**The task:**
Search the records for "their". Copy every line where it appears.

---+---

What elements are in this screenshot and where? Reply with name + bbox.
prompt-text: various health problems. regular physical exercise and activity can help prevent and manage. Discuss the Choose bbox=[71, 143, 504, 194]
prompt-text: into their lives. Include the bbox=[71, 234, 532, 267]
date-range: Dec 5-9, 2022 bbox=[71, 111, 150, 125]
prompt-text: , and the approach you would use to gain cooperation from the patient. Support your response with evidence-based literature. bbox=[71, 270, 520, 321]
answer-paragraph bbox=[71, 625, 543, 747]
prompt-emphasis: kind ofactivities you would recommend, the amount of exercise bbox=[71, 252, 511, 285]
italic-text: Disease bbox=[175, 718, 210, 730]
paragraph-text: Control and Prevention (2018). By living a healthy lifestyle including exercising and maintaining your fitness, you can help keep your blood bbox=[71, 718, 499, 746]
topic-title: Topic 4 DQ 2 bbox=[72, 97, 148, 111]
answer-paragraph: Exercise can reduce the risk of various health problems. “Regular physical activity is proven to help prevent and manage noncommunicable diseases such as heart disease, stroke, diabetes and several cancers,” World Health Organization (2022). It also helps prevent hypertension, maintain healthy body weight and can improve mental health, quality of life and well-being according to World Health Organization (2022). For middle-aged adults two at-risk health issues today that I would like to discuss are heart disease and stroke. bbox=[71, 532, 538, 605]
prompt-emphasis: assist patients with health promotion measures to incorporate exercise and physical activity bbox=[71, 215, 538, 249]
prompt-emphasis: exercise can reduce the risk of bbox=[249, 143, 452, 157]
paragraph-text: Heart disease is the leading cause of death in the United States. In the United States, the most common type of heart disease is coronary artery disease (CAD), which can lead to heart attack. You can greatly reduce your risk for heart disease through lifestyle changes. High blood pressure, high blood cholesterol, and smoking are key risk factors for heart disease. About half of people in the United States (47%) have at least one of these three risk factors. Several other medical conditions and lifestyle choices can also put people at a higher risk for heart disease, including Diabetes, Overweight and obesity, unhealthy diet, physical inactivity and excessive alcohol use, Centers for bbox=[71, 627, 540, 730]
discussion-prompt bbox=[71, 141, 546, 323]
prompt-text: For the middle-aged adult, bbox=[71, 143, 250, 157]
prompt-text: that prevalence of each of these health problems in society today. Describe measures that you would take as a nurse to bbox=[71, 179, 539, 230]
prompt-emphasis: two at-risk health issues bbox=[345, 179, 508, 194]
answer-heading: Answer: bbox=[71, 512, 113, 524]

---+---

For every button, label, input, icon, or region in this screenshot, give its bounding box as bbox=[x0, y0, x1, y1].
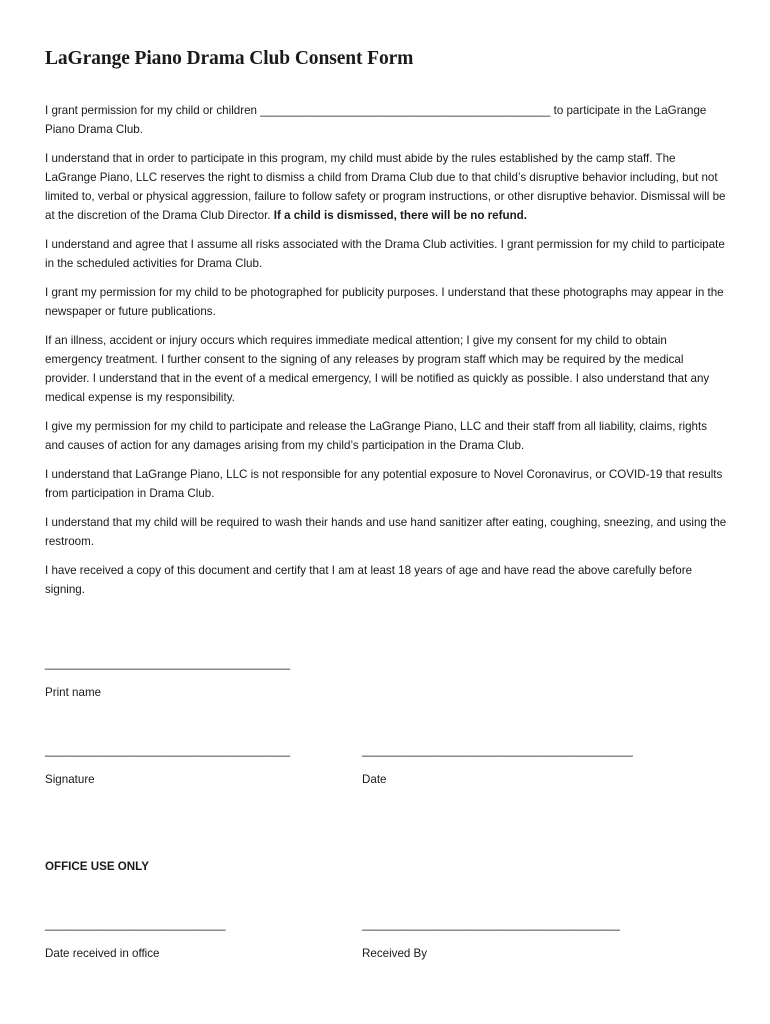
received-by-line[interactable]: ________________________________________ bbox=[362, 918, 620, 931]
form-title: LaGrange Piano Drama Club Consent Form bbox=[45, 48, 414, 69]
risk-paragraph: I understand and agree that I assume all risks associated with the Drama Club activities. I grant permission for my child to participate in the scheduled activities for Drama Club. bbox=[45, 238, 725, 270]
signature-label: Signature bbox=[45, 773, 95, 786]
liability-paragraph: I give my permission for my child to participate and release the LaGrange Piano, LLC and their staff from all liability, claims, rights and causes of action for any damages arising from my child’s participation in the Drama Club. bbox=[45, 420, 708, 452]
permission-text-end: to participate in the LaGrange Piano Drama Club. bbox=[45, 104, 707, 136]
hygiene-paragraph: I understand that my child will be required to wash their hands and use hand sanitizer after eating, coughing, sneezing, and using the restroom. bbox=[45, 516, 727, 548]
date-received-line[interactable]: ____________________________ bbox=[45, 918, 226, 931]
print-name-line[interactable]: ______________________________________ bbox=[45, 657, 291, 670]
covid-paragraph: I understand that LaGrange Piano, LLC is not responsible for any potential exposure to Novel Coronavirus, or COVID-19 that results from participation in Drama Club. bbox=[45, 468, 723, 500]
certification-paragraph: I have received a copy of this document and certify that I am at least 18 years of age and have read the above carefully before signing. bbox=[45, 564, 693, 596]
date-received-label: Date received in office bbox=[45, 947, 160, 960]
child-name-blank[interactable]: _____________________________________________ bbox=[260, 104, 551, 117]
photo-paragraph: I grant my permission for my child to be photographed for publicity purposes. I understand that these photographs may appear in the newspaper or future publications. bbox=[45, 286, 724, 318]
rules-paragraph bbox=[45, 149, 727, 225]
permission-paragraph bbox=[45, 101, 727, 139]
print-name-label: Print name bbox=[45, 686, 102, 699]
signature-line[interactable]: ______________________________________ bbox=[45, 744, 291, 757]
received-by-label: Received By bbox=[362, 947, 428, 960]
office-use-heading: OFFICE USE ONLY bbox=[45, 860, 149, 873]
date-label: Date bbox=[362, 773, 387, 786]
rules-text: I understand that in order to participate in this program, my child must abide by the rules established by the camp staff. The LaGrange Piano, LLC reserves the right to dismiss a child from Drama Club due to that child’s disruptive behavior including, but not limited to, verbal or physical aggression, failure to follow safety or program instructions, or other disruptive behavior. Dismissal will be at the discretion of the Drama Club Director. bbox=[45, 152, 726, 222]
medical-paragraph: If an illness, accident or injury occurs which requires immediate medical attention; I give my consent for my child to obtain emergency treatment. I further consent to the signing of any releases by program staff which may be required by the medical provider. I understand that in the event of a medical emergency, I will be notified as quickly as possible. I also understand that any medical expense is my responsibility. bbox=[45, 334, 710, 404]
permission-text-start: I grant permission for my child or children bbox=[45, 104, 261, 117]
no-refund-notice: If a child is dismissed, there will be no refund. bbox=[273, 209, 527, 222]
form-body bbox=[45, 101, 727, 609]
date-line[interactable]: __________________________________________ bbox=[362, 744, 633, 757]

---+---

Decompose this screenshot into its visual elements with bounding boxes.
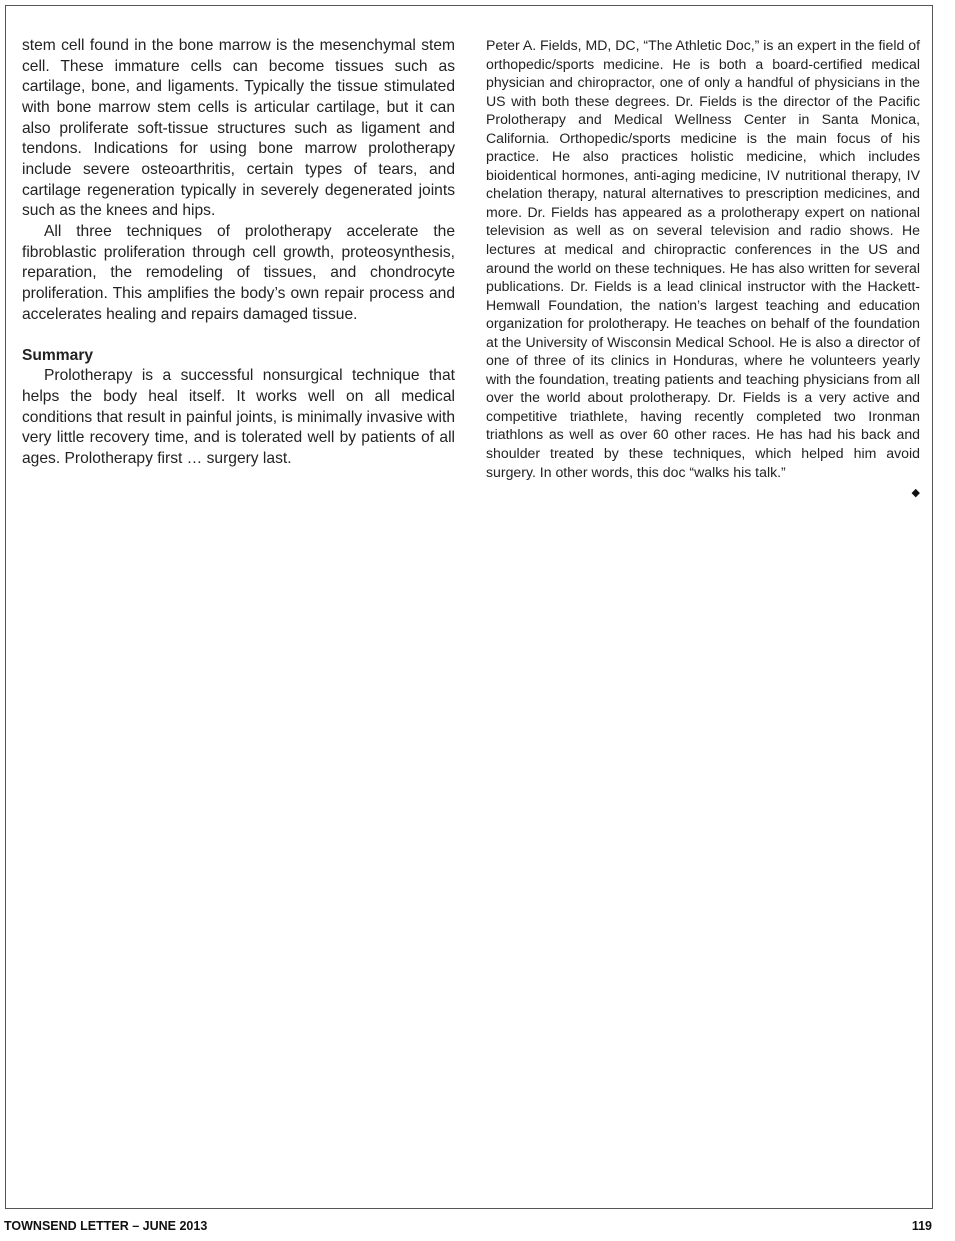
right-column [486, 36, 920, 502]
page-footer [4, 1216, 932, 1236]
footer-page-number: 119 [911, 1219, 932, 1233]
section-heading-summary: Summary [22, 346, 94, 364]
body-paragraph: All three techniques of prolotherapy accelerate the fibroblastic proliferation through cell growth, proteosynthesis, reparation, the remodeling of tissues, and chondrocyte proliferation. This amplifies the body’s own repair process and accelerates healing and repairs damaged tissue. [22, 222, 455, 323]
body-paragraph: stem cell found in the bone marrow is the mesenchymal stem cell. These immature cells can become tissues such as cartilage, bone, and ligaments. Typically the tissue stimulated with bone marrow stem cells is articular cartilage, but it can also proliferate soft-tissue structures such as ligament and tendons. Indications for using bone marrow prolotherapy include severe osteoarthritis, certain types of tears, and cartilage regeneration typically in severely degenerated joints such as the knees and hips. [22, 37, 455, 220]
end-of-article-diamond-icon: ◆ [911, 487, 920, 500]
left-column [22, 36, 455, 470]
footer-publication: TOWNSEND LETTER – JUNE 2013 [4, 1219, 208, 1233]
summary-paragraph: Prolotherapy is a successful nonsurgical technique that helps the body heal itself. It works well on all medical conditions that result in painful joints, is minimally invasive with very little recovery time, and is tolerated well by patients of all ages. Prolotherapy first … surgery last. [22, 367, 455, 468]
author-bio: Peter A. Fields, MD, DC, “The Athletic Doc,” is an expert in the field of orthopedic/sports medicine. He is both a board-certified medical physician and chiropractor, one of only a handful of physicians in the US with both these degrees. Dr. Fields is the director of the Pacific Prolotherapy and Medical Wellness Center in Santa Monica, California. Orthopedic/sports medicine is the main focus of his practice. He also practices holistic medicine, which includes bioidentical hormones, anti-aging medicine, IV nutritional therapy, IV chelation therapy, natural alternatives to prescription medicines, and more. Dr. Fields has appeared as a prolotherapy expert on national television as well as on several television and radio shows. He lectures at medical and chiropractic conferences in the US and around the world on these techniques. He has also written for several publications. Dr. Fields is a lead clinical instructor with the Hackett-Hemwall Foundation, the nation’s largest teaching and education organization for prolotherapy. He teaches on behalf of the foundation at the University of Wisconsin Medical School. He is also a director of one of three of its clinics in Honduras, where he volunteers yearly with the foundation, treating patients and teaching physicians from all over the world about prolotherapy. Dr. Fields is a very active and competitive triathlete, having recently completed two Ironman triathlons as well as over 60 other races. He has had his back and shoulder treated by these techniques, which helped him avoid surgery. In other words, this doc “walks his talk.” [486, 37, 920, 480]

---+---

**Your response:**
prompt-text: into their lives. Include the bbox=[71, 234, 532, 267]
liability-paragraph: I give my permission for my child to participate and release the LaGrange Piano, LLC and their staff from all liability, claims, rights and causes of action for any damages arising from my child’s participation in the Drama Club. bbox=[45, 420, 708, 452]
hygiene-paragraph: I understand that my child will be required to wash their hands and use hand sanitizer after eating, coughing, sneezing, and using the restroom. bbox=[45, 516, 727, 548]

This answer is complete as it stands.